Collected data entries:
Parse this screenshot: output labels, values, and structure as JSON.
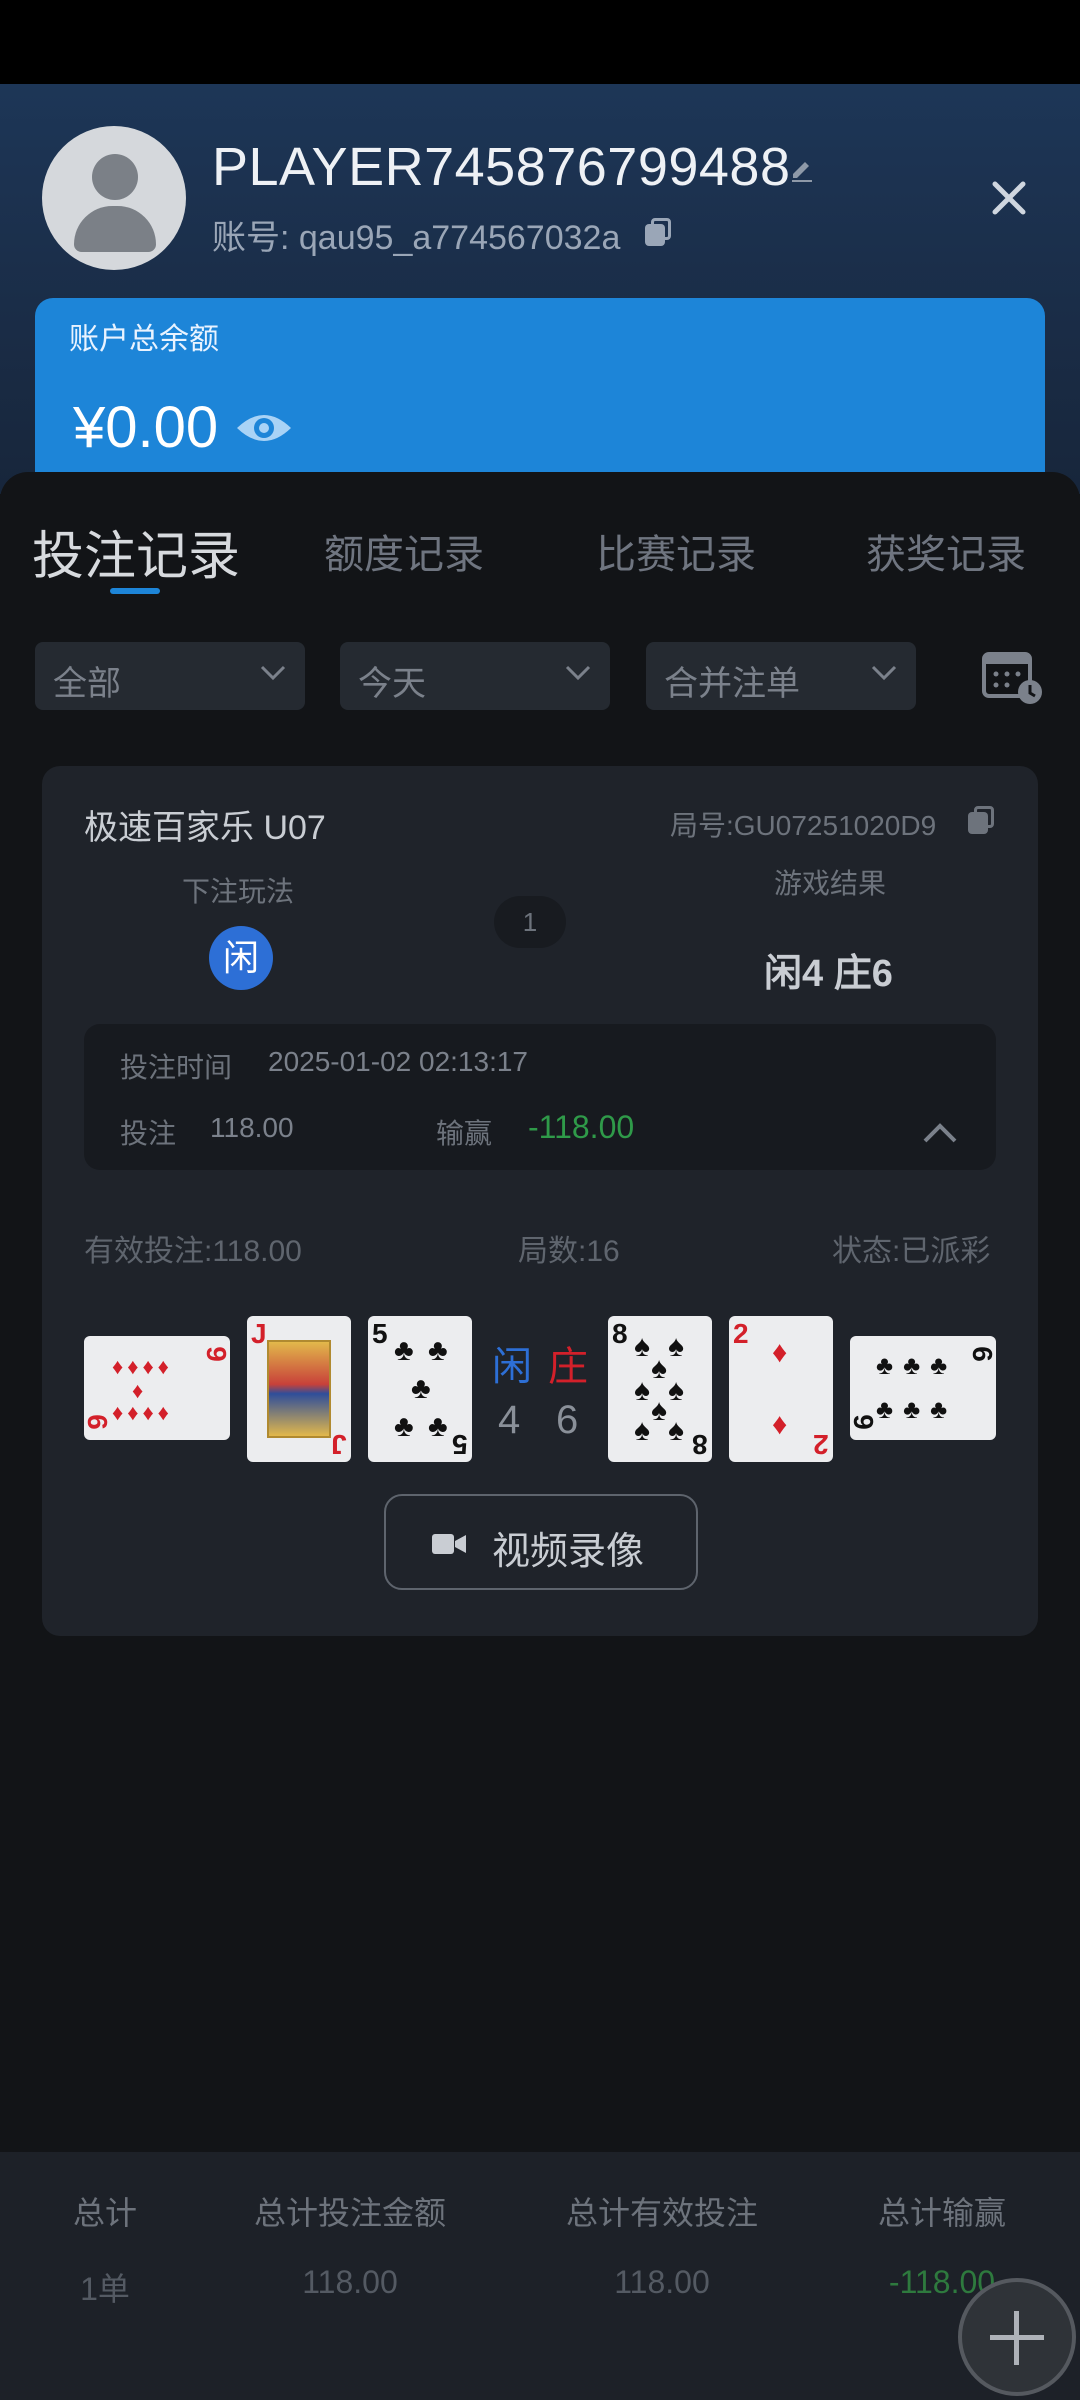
{
  "profile": {
    "name": "PLAYER745876799488",
    "account": "账号: qau95_a774567032a"
  },
  "balance": {
    "label": "账户总余额",
    "value": "¥0.00"
  },
  "tabs": [
    {
      "label": "投注记录",
      "active": true
    },
    {
      "label": "额度记录",
      "active": false
    },
    {
      "label": "比赛记录",
      "active": false
    },
    {
      "label": "获奖记录",
      "active": false
    }
  ],
  "filters": {
    "type": "全部",
    "date": "今天",
    "merge": "合并注单"
  },
  "record": {
    "game": "极速百家乐 U07",
    "round_no": "局号:GU07251020D9",
    "bet_play_label": "下注玩法",
    "bet_choice": "闲",
    "count": "1",
    "result_label": "游戏结果",
    "result": "闲4 庄6",
    "bet_time_label": "投注时间",
    "bet_time": "2025-01-02 02:13:17",
    "bet_label": "投注",
    "bet_amount": "118.00",
    "winloss_label": "输赢",
    "winloss": "-118.00",
    "valid_bet": "有效投注:118.00",
    "rounds": "局数:16",
    "status": "状态:已派彩",
    "player_label": "闲",
    "banker_label": "庄",
    "player_score": "4",
    "banker_score": "6",
    "player_cards": [
      {
        "rank": "9",
        "suit": "♦",
        "color": "red"
      },
      {
        "rank": "J",
        "suit": "♥",
        "color": "red"
      },
      {
        "rank": "5",
        "suit": "♣",
        "color": "black"
      }
    ],
    "banker_cards": [
      {
        "rank": "8",
        "suit": "♠",
        "color": "black"
      },
      {
        "rank": "2",
        "suit": "♦",
        "color": "red"
      },
      {
        "rank": "6",
        "suit": "♣",
        "color": "black"
      }
    ],
    "video_label": "视频录像"
  },
  "summary": [
    {
      "label": "总计",
      "value": "1单"
    },
    {
      "label": "总计投注金额",
      "value": "118.00"
    },
    {
      "label": "总计有效投注",
      "value": "118.00"
    },
    {
      "label": "总计输赢",
      "value": "-118.00"
    }
  ],
  "colors": {
    "accent": "#1d85d8",
    "player": "#2d6fd6",
    "banker": "#d3202a",
    "loss": "#2f9a49"
  }
}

**Prompt**:
Each entry must be retyped word for word, with every image omitted.

**Task result**:
Parse this screenshot: output labels, values, and structure as JSON.
{
  "profile": {
    "name": "PLAYER745876799488",
    "account": "账号: qau95_a774567032a"
  },
  "balance": {
    "label": "账户总余额",
    "value": "¥0.00"
  },
  "tabs": [
    {
      "label": "投注记录",
      "active": true
    },
    {
      "label": "额度记录",
      "active": false
    },
    {
      "label": "比赛记录",
      "active": false
    },
    {
      "label": "获奖记录",
      "active": false
    }
  ],
  "filters": {
    "type": "全部",
    "date": "今天",
    "merge": "合并注单"
  },
  "record": {
    "game": "极速百家乐 U07",
    "round_no": "局号:GU07251020D9",
    "bet_play_label": "下注玩法",
    "bet_choice": "闲",
    "count": "1",
    "result_label": "游戏结果",
    "result": "闲4 庄6",
    "bet_time_label": "投注时间",
    "bet_time": "2025-01-02 02:13:17",
    "bet_label": "投注",
    "bet_amount": "118.00",
    "winloss_label": "输赢",
    "winloss": "-118.00",
    "valid_bet": "有效投注:118.00",
    "rounds": "局数:16",
    "status": "状态:已派彩",
    "player_label": "闲",
    "banker_label": "庄",
    "player_score": "4",
    "banker_score": "6",
    "player_cards": [
      {
        "rank": "9",
        "suit": "♦",
        "color": "red"
      },
      {
        "rank": "J",
        "suit": "♥",
        "color": "red"
      },
      {
        "rank": "5",
        "suit": "♣",
        "color": "black"
      }
    ],
    "banker_cards": [
      {
        "rank": "8",
        "suit": "♠",
        "color": "black"
      },
      {
        "rank": "2",
        "suit": "♦",
        "color": "red"
      },
      {
        "rank": "6",
        "suit": "♣",
        "color": "black"
      }
    ],
    "video_label": "视频录像"
  },
  "summary": [
    {
      "label": "总计",
      "value": "1单"
    },
    {
      "label": "总计投注金额",
      "value": "118.00"
    },
    {
      "label": "总计有效投注",
      "value": "118.00"
    },
    {
      "label": "总计输赢",
      "value": "-118.00"
    }
  ],
  "colors": {
    "accent": "#1d85d8",
    "player": "#2d6fd6",
    "banker": "#d3202a",
    "loss": "#2f9a49"
  }
}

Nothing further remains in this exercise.